(Exercise prompt) Write out each line of the listing as it stands, without the images.

···

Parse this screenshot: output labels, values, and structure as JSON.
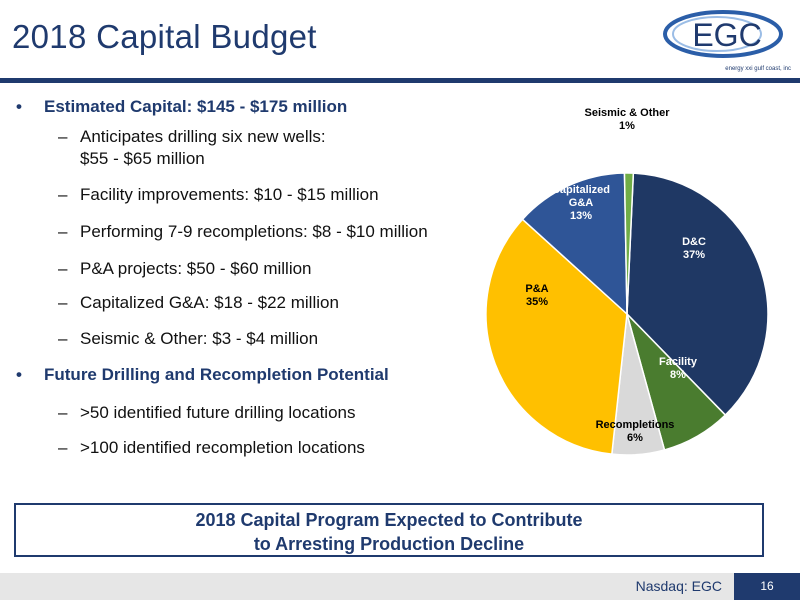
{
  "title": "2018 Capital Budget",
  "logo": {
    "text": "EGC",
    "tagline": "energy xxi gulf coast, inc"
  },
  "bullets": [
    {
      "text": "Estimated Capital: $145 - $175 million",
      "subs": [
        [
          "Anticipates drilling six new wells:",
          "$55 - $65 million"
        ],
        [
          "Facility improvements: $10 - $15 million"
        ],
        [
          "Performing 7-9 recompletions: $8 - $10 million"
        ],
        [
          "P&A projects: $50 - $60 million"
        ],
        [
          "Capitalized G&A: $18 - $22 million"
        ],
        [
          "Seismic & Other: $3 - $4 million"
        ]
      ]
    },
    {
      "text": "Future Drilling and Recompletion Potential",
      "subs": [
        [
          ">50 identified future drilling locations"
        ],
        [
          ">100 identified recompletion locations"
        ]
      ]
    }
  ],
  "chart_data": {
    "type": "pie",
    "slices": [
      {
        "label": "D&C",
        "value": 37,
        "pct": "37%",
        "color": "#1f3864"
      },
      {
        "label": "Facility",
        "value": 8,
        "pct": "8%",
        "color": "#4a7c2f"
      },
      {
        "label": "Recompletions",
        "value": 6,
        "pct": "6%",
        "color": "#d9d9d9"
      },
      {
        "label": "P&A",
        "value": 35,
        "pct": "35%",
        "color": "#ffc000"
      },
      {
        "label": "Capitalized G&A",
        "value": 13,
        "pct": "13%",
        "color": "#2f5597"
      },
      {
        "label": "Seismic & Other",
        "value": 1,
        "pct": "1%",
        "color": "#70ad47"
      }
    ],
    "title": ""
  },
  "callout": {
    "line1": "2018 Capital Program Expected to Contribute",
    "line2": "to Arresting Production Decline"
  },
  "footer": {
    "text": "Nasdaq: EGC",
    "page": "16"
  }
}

···

(Response to the task)
Parse this screenshot: output labels, values, and structure as JSON.
{
  "title": "2018 Capital Budget",
  "logo": {
    "text": "EGC",
    "tagline": "energy xxi gulf coast, inc"
  },
  "bullets": [
    {
      "text": "Estimated Capital: $145 - $175 million",
      "subs": [
        [
          "Anticipates drilling six new wells:",
          "$55 - $65 million"
        ],
        [
          "Facility improvements: $10 - $15 million"
        ],
        [
          "Performing 7-9 recompletions: $8 - $10 million"
        ],
        [
          "P&A projects: $50 - $60 million"
        ],
        [
          "Capitalized G&A: $18 - $22 million"
        ],
        [
          "Seismic & Other: $3 - $4 million"
        ]
      ]
    },
    {
      "text": "Future Drilling and Recompletion Potential",
      "subs": [
        [
          ">50 identified future drilling locations"
        ],
        [
          ">100 identified recompletion locations"
        ]
      ]
    }
  ],
  "chart_data": {
    "type": "pie",
    "slices": [
      {
        "label": "D&C",
        "value": 37,
        "pct": "37%",
        "color": "#1f3864"
      },
      {
        "label": "Facility",
        "value": 8,
        "pct": "8%",
        "color": "#4a7c2f"
      },
      {
        "label": "Recompletions",
        "value": 6,
        "pct": "6%",
        "color": "#d9d9d9"
      },
      {
        "label": "P&A",
        "value": 35,
        "pct": "35%",
        "color": "#ffc000"
      },
      {
        "label": "Capitalized G&A",
        "value": 13,
        "pct": "13%",
        "color": "#2f5597"
      },
      {
        "label": "Seismic & Other",
        "value": 1,
        "pct": "1%",
        "color": "#70ad47"
      }
    ],
    "title": ""
  },
  "callout": {
    "line1": "2018 Capital Program Expected to Contribute",
    "line2": "to Arresting Production Decline"
  },
  "footer": {
    "text": "Nasdaq: EGC",
    "page": "16"
  }
}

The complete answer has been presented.